Task prompt: Copy out all lines with the word "both" in them.

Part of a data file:
____

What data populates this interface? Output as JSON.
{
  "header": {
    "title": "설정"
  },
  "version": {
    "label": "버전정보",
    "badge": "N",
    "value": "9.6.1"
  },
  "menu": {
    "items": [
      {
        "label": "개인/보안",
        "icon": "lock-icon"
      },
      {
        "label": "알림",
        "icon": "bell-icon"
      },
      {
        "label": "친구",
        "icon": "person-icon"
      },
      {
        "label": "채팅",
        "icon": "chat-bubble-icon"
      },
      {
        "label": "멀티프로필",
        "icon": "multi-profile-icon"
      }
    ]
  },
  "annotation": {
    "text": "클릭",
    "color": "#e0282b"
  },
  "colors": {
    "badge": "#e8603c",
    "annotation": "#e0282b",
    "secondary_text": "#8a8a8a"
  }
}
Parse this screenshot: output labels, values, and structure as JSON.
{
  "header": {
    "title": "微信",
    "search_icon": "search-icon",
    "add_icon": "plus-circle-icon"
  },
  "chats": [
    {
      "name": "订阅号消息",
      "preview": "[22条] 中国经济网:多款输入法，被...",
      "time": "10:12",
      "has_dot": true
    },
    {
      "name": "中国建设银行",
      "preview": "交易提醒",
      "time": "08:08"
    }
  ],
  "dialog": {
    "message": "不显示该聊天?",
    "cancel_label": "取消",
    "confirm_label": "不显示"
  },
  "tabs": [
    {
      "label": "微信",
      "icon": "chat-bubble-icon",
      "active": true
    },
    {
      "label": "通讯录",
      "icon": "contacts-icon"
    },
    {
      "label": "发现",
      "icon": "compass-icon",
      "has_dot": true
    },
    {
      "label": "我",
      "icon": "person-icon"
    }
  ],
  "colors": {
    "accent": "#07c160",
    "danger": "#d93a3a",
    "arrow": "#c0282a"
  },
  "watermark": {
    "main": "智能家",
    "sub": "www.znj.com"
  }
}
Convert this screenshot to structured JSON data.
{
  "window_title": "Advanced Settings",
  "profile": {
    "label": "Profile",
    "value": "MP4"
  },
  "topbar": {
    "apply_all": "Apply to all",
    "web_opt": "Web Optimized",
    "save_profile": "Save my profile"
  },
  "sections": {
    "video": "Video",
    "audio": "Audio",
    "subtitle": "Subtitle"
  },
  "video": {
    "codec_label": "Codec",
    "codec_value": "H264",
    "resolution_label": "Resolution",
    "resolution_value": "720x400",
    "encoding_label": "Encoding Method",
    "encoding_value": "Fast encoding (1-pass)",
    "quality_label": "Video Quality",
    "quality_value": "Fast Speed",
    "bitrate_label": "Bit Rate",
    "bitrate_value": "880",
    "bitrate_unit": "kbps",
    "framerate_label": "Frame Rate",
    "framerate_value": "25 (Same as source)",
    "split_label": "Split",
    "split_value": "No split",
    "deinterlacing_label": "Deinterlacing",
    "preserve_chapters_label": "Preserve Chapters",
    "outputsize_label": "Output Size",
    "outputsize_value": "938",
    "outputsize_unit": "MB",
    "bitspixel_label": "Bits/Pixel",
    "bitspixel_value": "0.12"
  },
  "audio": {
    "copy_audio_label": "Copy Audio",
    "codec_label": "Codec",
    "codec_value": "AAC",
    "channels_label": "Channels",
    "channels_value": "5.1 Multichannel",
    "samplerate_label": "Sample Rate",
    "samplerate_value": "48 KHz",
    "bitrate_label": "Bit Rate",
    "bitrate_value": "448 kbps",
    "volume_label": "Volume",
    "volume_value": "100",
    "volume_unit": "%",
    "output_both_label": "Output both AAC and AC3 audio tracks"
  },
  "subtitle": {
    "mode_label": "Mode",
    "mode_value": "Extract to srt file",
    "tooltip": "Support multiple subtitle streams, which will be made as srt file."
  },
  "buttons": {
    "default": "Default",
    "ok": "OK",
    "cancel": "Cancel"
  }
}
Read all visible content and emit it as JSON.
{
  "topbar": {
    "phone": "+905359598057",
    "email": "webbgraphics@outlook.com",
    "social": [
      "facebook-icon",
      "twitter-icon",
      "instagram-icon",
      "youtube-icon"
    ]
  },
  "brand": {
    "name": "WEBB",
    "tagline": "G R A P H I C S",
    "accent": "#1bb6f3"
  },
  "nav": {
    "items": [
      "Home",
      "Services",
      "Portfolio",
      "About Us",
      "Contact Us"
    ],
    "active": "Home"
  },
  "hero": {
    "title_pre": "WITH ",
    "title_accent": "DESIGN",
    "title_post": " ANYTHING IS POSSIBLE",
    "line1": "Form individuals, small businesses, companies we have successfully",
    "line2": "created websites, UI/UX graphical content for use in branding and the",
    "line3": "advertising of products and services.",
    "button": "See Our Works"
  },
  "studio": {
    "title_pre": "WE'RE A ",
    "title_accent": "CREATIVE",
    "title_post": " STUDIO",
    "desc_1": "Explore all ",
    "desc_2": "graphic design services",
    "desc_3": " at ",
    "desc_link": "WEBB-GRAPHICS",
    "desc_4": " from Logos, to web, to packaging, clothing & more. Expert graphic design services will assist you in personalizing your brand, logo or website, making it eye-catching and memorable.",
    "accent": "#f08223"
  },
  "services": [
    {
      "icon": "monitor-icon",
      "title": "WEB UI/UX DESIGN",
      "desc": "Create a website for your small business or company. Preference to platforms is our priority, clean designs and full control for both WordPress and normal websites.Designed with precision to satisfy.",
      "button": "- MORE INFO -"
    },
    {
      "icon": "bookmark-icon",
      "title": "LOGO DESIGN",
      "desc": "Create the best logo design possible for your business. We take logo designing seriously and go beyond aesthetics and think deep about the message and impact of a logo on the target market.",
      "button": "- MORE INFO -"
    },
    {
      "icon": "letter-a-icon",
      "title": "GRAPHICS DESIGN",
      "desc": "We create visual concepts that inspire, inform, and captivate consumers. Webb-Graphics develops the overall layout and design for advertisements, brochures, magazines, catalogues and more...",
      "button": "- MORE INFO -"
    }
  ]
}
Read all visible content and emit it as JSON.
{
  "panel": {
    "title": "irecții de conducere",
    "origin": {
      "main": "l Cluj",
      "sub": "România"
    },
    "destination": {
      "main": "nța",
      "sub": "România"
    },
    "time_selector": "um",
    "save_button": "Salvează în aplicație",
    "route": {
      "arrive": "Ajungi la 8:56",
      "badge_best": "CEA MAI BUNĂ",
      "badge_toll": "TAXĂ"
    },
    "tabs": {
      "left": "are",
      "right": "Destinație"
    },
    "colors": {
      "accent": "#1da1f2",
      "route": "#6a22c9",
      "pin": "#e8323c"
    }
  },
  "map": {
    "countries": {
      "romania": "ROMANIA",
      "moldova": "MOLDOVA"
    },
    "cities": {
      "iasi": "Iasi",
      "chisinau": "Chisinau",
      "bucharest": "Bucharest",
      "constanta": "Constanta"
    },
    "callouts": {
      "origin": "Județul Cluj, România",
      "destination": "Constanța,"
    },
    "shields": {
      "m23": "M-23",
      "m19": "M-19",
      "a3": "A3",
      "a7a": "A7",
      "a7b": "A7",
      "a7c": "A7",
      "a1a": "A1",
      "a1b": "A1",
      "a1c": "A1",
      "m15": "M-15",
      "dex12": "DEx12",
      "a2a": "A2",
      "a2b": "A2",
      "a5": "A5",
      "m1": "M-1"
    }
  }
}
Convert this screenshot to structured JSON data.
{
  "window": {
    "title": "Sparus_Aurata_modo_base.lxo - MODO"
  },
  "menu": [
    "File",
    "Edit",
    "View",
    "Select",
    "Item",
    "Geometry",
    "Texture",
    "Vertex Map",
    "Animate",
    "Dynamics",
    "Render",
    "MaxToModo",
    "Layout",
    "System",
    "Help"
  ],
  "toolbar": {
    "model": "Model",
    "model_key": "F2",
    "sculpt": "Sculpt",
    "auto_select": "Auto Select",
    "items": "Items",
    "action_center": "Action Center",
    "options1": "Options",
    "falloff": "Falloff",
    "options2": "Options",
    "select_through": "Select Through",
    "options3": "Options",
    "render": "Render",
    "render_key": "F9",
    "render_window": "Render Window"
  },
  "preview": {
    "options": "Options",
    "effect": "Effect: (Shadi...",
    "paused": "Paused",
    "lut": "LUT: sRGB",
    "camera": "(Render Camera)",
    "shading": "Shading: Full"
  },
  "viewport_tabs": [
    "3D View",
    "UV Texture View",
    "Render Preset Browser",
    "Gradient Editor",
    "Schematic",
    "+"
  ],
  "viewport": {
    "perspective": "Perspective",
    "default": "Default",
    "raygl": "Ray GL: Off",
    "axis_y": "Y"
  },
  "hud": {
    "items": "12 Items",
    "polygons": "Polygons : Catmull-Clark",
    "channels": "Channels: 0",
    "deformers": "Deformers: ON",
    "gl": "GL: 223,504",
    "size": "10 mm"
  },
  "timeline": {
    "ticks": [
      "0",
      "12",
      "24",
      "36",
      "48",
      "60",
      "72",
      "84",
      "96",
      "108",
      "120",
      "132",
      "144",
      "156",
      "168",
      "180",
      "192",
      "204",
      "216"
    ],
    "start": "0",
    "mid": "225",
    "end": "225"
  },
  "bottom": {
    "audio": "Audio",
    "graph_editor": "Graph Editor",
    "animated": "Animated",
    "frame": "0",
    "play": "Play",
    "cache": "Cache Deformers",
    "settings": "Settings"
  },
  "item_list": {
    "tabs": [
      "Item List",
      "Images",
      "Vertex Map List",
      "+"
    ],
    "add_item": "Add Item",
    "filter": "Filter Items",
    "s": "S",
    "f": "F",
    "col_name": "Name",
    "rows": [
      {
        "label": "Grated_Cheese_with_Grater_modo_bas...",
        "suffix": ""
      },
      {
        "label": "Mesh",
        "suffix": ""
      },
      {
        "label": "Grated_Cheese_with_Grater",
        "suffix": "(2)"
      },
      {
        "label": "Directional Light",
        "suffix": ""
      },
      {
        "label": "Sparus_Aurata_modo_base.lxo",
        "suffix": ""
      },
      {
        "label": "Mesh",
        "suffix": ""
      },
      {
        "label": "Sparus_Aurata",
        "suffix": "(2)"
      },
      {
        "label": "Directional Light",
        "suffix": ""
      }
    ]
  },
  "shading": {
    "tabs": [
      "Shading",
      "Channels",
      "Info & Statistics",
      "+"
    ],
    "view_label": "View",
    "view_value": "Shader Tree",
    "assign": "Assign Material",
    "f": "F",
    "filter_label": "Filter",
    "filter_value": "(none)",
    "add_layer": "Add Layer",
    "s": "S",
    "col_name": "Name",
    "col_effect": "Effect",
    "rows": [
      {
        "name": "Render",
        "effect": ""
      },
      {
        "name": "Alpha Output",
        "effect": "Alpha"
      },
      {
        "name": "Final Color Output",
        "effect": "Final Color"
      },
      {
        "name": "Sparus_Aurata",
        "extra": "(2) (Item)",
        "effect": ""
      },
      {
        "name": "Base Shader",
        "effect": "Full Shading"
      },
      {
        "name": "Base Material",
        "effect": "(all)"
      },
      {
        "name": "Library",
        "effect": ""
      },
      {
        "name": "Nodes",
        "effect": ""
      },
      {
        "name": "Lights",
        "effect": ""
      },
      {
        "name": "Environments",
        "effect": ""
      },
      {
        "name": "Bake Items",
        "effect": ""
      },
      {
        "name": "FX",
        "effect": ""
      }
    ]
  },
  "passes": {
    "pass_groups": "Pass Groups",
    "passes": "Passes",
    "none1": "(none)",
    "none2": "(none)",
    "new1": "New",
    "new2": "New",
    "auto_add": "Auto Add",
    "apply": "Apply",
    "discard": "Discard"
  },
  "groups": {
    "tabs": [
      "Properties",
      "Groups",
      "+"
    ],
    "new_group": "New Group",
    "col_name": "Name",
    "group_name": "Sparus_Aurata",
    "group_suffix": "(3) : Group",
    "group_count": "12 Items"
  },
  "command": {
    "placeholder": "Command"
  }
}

____

Answer:
    "output_both_label": "Output both AAC and AC3 audio tracks"
      "desc": "Create a website for your small business or company. Preference to platforms is our priority, clean designs and full control for both WordPress and normal websites.Designed with precision to satisfy.",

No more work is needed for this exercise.